(WRITTEN PROBLEM): Work out how many lines of the material below mention the word "this"; reply with the number only.

(MATERIAL TO PROCESS):
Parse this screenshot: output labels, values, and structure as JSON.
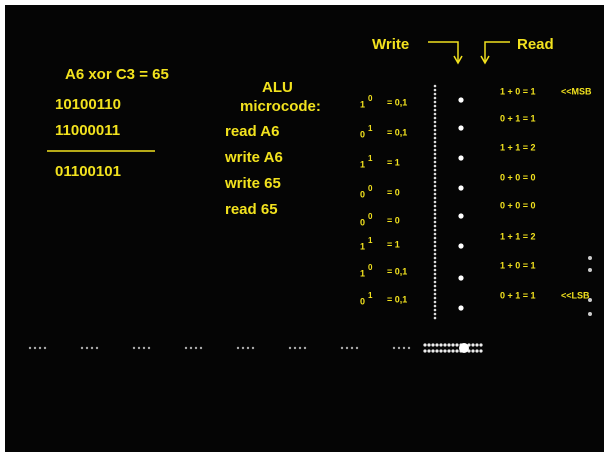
{
  "equation": "A6 xor C3 = 65",
  "binary": {
    "operand_a": "10100110",
    "operand_b": "11000011",
    "result": "01100101"
  },
  "microcode": {
    "heading": [
      "ALU",
      "microcode:"
    ],
    "steps": [
      "read A6",
      "write A6",
      "write 65",
      "read 65"
    ]
  },
  "labels": {
    "write": "Write",
    "read": "Read"
  },
  "write_formulas": [
    {
      "base": "1",
      "exp": "0",
      "result": "= 0,1"
    },
    {
      "base": "0",
      "exp": "1",
      "result": "= 0,1"
    },
    {
      "base": "1",
      "exp": "1",
      "result": "= 1"
    },
    {
      "base": "0",
      "exp": "0",
      "result": "= 0"
    },
    {
      "base": "0",
      "exp": "0",
      "result": "= 0"
    },
    {
      "base": "1",
      "exp": "1",
      "result": "= 1"
    },
    {
      "base": "1",
      "exp": "0",
      "result": "= 0,1"
    },
    {
      "base": "0",
      "exp": "1",
      "result": "= 0,1"
    }
  ],
  "read_sums": [
    {
      "expr": "1 + 0 = 1",
      "note": "<<MSB"
    },
    {
      "expr": "0 + 1 = 1"
    },
    {
      "expr": "1 + 1 = 2"
    },
    {
      "expr": "0 + 0 = 0"
    },
    {
      "expr": "0 + 0 = 0"
    },
    {
      "expr": "1 + 1 = 2"
    },
    {
      "expr": "1 + 0 = 1"
    },
    {
      "expr": "0 + 1 = 1",
      "note": "<<LSB"
    }
  ]
}
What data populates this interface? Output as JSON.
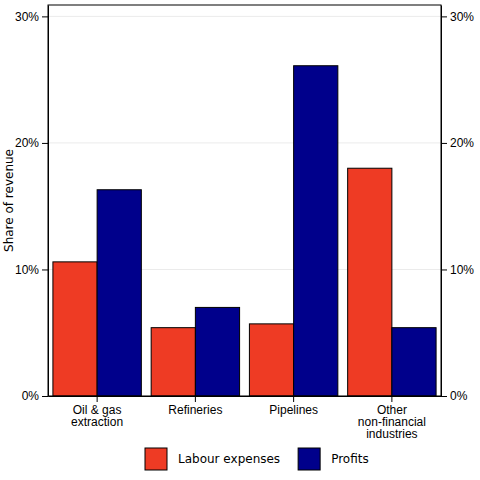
{
  "chart_data": {
    "type": "bar",
    "y_label": "Share of revenue",
    "categories": [
      "Oil & gas\nextraction",
      "Refineries",
      "Pipelines",
      "Other\nnon-financial\nindustries"
    ],
    "series": [
      {
        "name": "Labour expenses",
        "color": "#ee3b24",
        "values": [
          10.6,
          5.4,
          5.7,
          18.0
        ]
      },
      {
        "name": "Profits",
        "color": "#00008b",
        "values": [
          16.3,
          7.0,
          26.1,
          5.4
        ]
      }
    ],
    "ylim": [
      0,
      30.9
    ],
    "yticks": [
      {
        "value": 0,
        "label": "0%"
      },
      {
        "value": 10,
        "label": "10%"
      },
      {
        "value": 20,
        "label": "20%"
      },
      {
        "value": 30,
        "label": "30%"
      }
    ],
    "y2lim": [
      0,
      30.9
    ],
    "y2ticks": [
      {
        "value": 0,
        "label": "0%"
      },
      {
        "value": 10,
        "label": "10%"
      },
      {
        "value": 20,
        "label": "20%"
      },
      {
        "value": 30,
        "label": "30%"
      }
    ],
    "grid": true,
    "legend": "bottom"
  }
}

(WRITTEN SOLUTION): 2